From the listing below, select every line where the word "JSON" appears.

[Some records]
....................

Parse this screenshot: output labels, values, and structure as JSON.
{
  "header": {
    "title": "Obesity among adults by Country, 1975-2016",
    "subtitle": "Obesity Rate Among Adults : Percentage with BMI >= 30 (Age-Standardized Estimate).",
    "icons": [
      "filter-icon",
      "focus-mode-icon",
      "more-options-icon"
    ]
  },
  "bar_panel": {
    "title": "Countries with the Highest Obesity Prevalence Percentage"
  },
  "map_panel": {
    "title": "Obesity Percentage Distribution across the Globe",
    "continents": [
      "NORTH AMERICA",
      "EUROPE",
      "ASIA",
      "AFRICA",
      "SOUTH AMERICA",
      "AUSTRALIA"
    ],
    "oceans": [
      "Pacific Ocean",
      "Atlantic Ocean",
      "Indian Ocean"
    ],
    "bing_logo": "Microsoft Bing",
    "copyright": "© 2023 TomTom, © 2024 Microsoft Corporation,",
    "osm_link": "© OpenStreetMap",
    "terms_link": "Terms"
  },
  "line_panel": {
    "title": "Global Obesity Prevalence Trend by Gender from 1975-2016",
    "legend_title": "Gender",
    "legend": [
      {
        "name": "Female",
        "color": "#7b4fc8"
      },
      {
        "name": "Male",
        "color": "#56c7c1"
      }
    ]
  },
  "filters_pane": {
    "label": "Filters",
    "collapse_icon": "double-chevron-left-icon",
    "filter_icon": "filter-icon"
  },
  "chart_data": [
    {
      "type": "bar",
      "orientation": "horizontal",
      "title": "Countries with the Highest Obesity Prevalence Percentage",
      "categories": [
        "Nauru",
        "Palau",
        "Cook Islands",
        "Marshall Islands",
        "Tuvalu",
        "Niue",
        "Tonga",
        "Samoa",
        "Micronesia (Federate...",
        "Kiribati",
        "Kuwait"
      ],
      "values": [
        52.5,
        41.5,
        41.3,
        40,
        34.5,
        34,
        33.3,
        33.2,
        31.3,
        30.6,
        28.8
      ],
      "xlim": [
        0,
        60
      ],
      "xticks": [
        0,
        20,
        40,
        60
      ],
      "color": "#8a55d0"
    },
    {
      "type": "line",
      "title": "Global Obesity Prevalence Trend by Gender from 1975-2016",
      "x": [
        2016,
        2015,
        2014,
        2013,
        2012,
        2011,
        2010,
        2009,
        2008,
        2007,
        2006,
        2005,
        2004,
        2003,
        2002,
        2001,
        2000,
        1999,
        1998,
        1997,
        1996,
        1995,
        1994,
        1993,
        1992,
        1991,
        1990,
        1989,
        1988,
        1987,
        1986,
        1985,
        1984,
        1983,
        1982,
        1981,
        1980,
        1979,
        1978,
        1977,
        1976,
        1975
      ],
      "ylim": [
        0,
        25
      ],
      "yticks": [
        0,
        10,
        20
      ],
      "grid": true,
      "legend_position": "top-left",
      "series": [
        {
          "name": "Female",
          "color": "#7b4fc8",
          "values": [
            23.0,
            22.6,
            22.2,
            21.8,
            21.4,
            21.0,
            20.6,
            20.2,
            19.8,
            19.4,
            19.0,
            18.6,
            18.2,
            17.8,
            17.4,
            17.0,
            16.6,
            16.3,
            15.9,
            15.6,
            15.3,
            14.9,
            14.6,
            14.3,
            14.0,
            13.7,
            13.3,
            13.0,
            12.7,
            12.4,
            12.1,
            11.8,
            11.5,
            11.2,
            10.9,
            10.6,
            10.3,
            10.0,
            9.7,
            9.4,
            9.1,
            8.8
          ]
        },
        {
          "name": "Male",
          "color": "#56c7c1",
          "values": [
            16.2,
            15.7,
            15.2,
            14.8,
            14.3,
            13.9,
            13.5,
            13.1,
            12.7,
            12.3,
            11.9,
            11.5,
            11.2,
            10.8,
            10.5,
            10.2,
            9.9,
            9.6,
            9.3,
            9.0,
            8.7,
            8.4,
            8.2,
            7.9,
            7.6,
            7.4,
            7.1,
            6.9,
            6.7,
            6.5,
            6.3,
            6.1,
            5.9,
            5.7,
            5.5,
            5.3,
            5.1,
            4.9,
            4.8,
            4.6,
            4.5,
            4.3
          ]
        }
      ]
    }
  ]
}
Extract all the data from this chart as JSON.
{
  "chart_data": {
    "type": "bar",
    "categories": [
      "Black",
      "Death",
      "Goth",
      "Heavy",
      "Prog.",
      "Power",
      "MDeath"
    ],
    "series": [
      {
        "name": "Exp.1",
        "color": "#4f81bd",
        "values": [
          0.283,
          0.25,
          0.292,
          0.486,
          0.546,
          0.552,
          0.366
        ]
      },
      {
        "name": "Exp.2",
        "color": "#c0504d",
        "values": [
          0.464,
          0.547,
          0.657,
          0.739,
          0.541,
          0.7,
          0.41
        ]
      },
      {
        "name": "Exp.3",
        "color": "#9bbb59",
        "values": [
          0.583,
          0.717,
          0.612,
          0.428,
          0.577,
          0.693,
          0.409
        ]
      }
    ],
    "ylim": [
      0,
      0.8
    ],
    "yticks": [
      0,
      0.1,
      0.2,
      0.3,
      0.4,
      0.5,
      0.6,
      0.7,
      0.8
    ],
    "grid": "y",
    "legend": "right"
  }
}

....................

* CORRECT ANSWER *
Parse this screenshot: output labels, values, and structure as JSON.
Extract all the data from this chart as JSON.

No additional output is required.